- [Extracted records]:
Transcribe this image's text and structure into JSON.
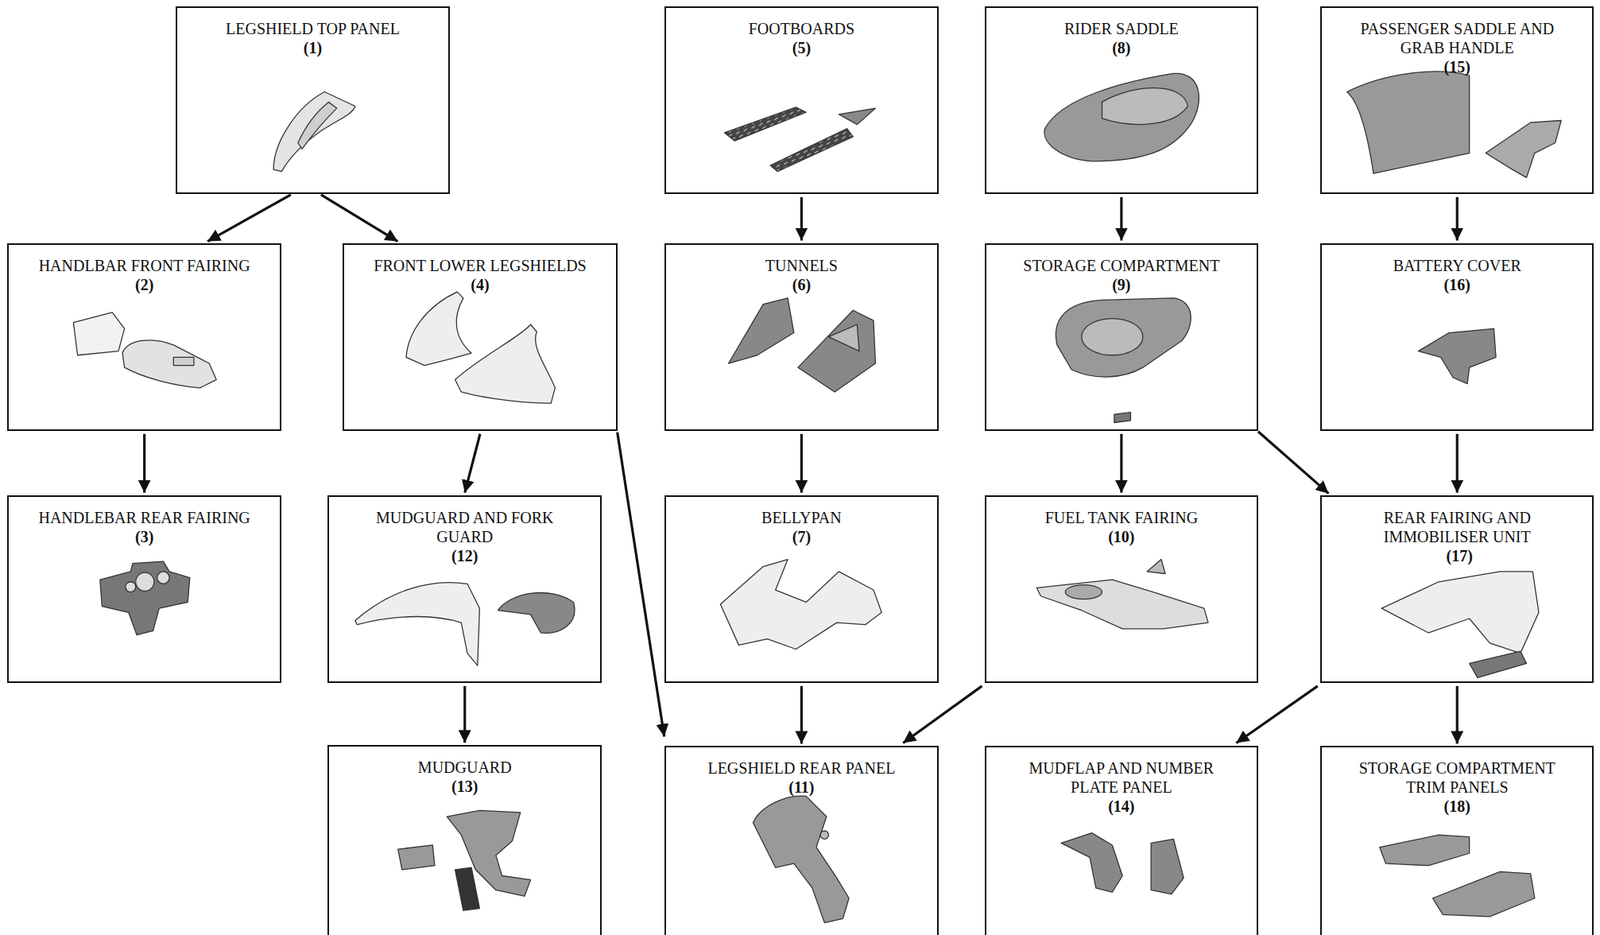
{
  "diagram": {
    "nodes": [
      {
        "text": [
          "LEGSHIELD TOP PANEL",
          "(1)"
        ]
      },
      {
        "text": [
          "HANDLBAR FRONT FAIRING",
          "(2)"
        ]
      },
      {
        "text": [
          "HANDLEBAR REAR FAIRING",
          "(3)"
        ]
      },
      {
        "text": [
          "FRONT LOWER LEGSHIELDS",
          "(4)"
        ]
      },
      {
        "text": [
          "FOOTBOARDS",
          "(5)"
        ]
      },
      {
        "text": [
          "TUNNELS",
          "(6)"
        ]
      },
      {
        "text": [
          "BELLYPAN",
          "(7)"
        ]
      },
      {
        "text": [
          "RIDER SADDLE",
          "(8)"
        ]
      },
      {
        "text": [
          "STORAGE COMPARTMENT",
          "(9)"
        ]
      },
      {
        "text": [
          "FUEL TANK FAIRING",
          "(10)"
        ]
      },
      {
        "text": [
          "LEGSHIELD REAR PANEL",
          "(11)"
        ]
      },
      {
        "text": [
          "MUDGUARD AND FORK GUARD",
          "(12)"
        ]
      },
      {
        "text": [
          "MUDGUARD",
          "(13)"
        ]
      },
      {
        "text": [
          "MUDFLAP AND NUMBER PLATE PANEL",
          "(14)"
        ]
      },
      {
        "text": [
          "PASSENGER SADDLE AND GRAB HANDLE",
          "(15)"
        ]
      },
      {
        "text": [
          "BATTERY COVER",
          "(16)"
        ]
      },
      {
        "text": [
          "REAR FAIRING AND IMMOBILISER UNIT",
          "(17)"
        ]
      },
      {
        "text": [
          "STORAGE COMPARTMENT TRIM PANELS",
          "(18)"
        ]
      }
    ],
    "edges": [
      {
        "from": 0,
        "to": 1,
        "arrow": "to"
      },
      {
        "from": 0,
        "to": 3,
        "arrow": "to"
      },
      {
        "from": 1,
        "to": 2,
        "arrow": "to"
      },
      {
        "from": 3,
        "to": 11,
        "arrow": "to"
      },
      {
        "from": 11,
        "to": 12,
        "arrow": "to"
      },
      {
        "from": 3,
        "to": 10,
        "arrow": "to"
      },
      {
        "from": 4,
        "to": 5,
        "arrow": "to"
      },
      {
        "from": 5,
        "to": 6,
        "arrow": "to"
      },
      {
        "from": 6,
        "to": 10,
        "arrow": "to"
      },
      {
        "from": 7,
        "to": 8,
        "arrow": "to"
      },
      {
        "from": 8,
        "to": 9,
        "arrow": "to"
      },
      {
        "from": 8,
        "to": 16,
        "arrow": "to"
      },
      {
        "from": 9,
        "to": 10,
        "arrow": "to"
      },
      {
        "from": 14,
        "to": 15,
        "arrow": "to"
      },
      {
        "from": 15,
        "to": 16,
        "arrow": "to"
      },
      {
        "from": 16,
        "to": 13,
        "arrow": "to"
      },
      {
        "from": 16,
        "to": 17,
        "arrow": "to"
      }
    ]
  }
}
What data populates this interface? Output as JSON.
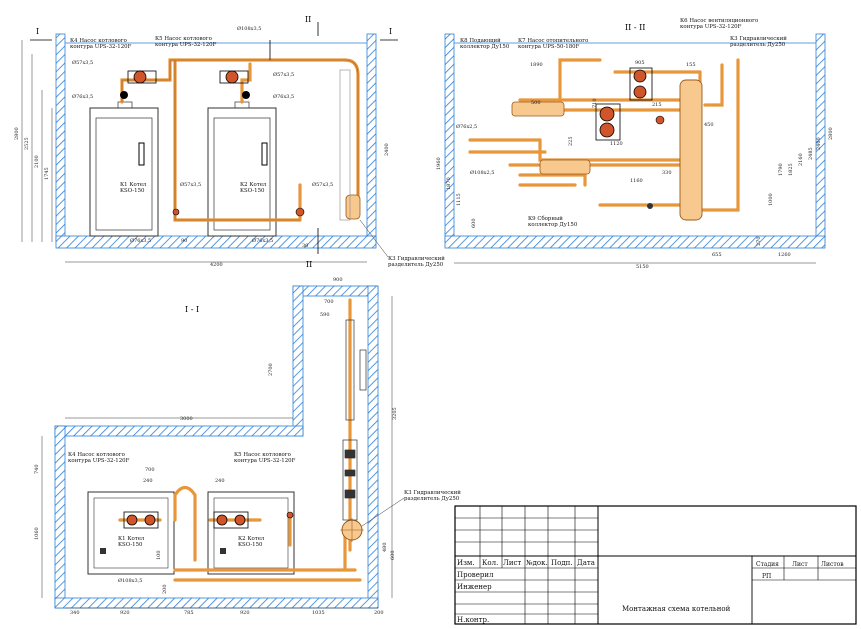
{
  "views": {
    "front": {
      "section_mark_left": "I",
      "section_mark_right": "I",
      "section_mark_top": "II",
      "section_mark_bottom": "II",
      "labels": {
        "pump_k4": [
          "К4 Насос котлового",
          "контура UPS-32-120F"
        ],
        "pump_k5": [
          "К5 Насос котлового",
          "контура UPS-32-120F"
        ],
        "boiler_k1": [
          "К1 Котел",
          "KSO-150"
        ],
        "boiler_k2": [
          "К2 Котел",
          "KSO-150"
        ],
        "hydro_k3": [
          "К3 Гидравлический",
          "разделитель Ду250"
        ]
      },
      "dims": {
        "d_top": "Ø108х3,5",
        "d57a": "Ø57х3,5",
        "d57b": "Ø57х3,5",
        "d76a": "Ø76х3,5",
        "d76b": "Ø76х3,5",
        "d57c": "Ø57х3,5",
        "d57d": "Ø57х3,5",
        "d76c": "Ø76х3,5",
        "d76d": "Ø76х3,5",
        "h2800": "2800",
        "h2525": "2525",
        "h2100": "2100",
        "h1745": "1745",
        "h2400": "2400",
        "w90": "90",
        "w30": "30",
        "w4200": "4200"
      }
    },
    "side": {
      "title": "II - II",
      "labels": {
        "k8": [
          "К8 Подающий",
          "коллектор Ду150"
        ],
        "k7": [
          "К7 Насос отопительного",
          "контура UPS-50-180F"
        ],
        "k6": [
          "К6 Насос вентиляционного",
          "контура UPS-32-120F"
        ],
        "k3": [
          "К3 Гидравлический",
          "разделитель Ду250"
        ],
        "k9": [
          "К9 Сборный",
          "коллектор Ду150"
        ]
      },
      "dims": {
        "d1890": "1890",
        "d905": "905",
        "d155": "155",
        "d500": "500",
        "d710": "710",
        "d215": "215",
        "d450": "450",
        "d1120": "1120",
        "d1160": "1160",
        "d330": "330",
        "d225": "225",
        "dia76": "Ø76х2,5",
        "dia108": "Ø108х2,5",
        "h1960": "1960",
        "h1870": "1870",
        "h1115": "1115",
        "h600": "600",
        "h1790": "1790",
        "h1825": "1825",
        "h2160": "2160",
        "h2485": "2485",
        "h2400": "2400",
        "h2800": "2800",
        "h1000": "1000",
        "h270": "270",
        "w655": "655",
        "w1260": "1260",
        "w5150": "5150"
      }
    },
    "plan": {
      "title": "I - I",
      "labels": {
        "k4": [
          "К4 Насос котлового",
          "контура UPS-32-120F"
        ],
        "k5": [
          "К5 Насос котлового",
          "контура UPS-32-120F"
        ],
        "k1": [
          "К1 Котел",
          "KSO-150"
        ],
        "k2": [
          "К2 Котел",
          "KSO-150"
        ],
        "k3": [
          "К3 Гидравлический",
          "разделитель Ду250"
        ]
      },
      "dims": {
        "d900": "900",
        "d700a": "700",
        "d590": "590",
        "d2700": "2700",
        "d3000": "3000",
        "d3205": "3205",
        "d740": "740",
        "d1060": "1060",
        "d700b": "700",
        "d240a": "240",
        "d240b": "240",
        "d100": "100",
        "d200": "200",
        "d600": "600",
        "d480": "480",
        "dia108": "Ø108х3,5",
        "b340": "340",
        "b920a": "920",
        "b785": "785",
        "b920b": "920",
        "b1035": "1035",
        "b200": "200"
      }
    }
  },
  "title_block": {
    "headers": [
      "Изм.",
      "Кол.",
      "Лист",
      "№док.",
      "Подп.",
      "Дата"
    ],
    "role_checked": "Проверил",
    "role_engineer": "Инженер",
    "role_norm": "Н.контр.",
    "stage_header": "Стадия",
    "sheet_header": "Лист",
    "sheets_header": "Листов",
    "stage_value": "РП",
    "drawing_title": "Монтажная схема котельной"
  }
}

- [What you should do]:
Say how many lines hold the word "COMPARTMENT", giving the number and nothing else.

- [Right answer]:
2